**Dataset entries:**

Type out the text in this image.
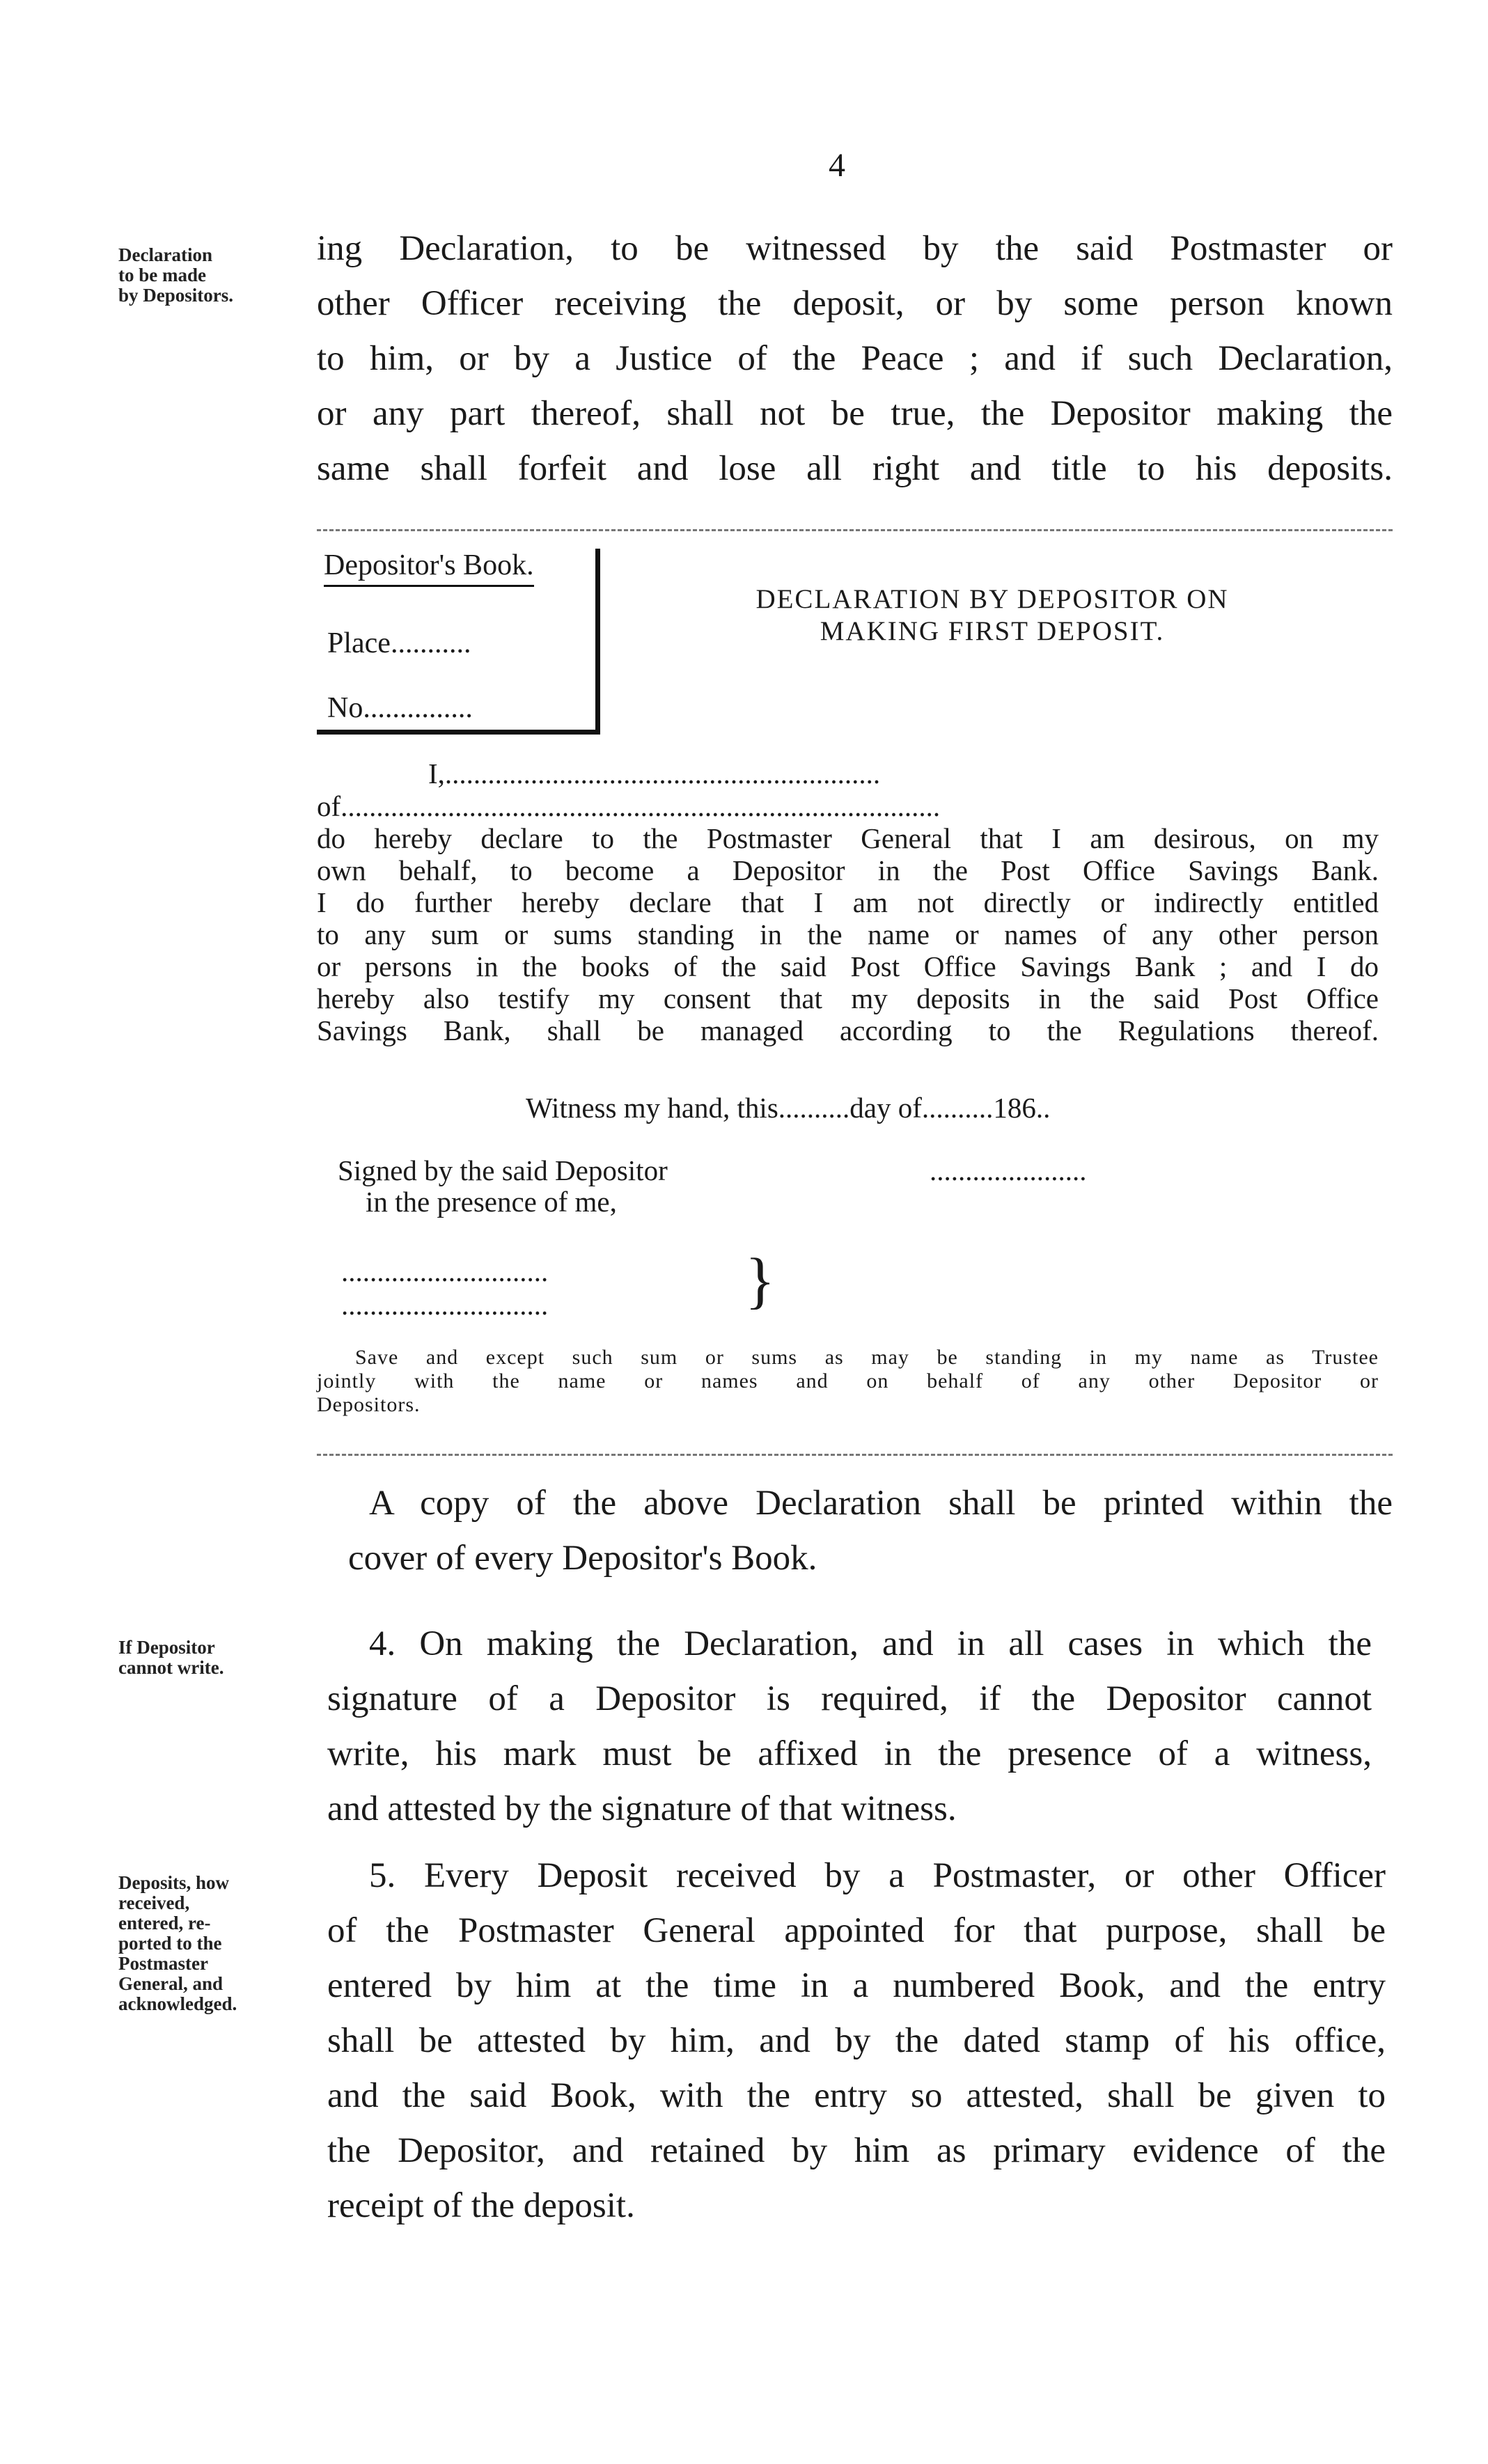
4
Declaration
to be made
by Depositors.
ing Declaration, to be witnessed by the said Postmaster or
other Officer receiving the deposit, or by some person known
to him, or by a Justice of the Peace ; and if such Declaration,
or any part thereof, shall not be true, the Depositor making the
same shall forfeit and lose all right and title to his deposits.
Depositor's Book.
Place...........
No...............
DECLARATION BY DEPOSITOR ON
MAKING FIRST DEPOSIT.
I,.............................................................
of....................................................................................
do hereby declare to the Postmaster General that I am desirous, on my
own behalf, to become a Depositor in the Post Office Savings Bank.
I do further hereby declare that I am not directly or indirectly entitled
to any sum or sums standing in the name or names of any other person
or persons in the books of the said Post Office Savings Bank ; and I do
hereby also testify my consent that my deposits in the said Post Office
Savings Bank, shall be managed according to the Regulations thereof.
Witness my hand, this..........day of..........186..
Signed by the said Depositor
in the presence of me,
......................
.............................
.............................	}
Save and except such sum or sums as may be standing in my name as Trustee
jointly with the name or names and on behalf of any other Depositor or
Depositors.
A copy of the above Declaration shall be printed within the
cover of every Depositor's Book.
If Depositor
cannot write.
4. On making the Declaration, and in all cases in which the
signature of a Depositor is required, if the Depositor cannot
write, his mark must be affixed in the presence of a witness,
and attested by the signature of that witness.
Deposits, how
received,
entered, re-
ported to the
Postmaster
General, and
acknowledged.
5. Every Deposit received by a Postmaster, or other Officer
of the Postmaster General appointed for that purpose, shall be
entered by him at the time in a numbered Book, and the entry
shall be attested by him, and by the dated stamp of his office,
and the said Book, with the entry so attested, shall be given to
the Depositor, and retained by him as primary evidence of the
receipt of the deposit.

**Short exercise:** Find every line that includes the string "attested". Report how many there are and nothing else.

**Written solution:** 3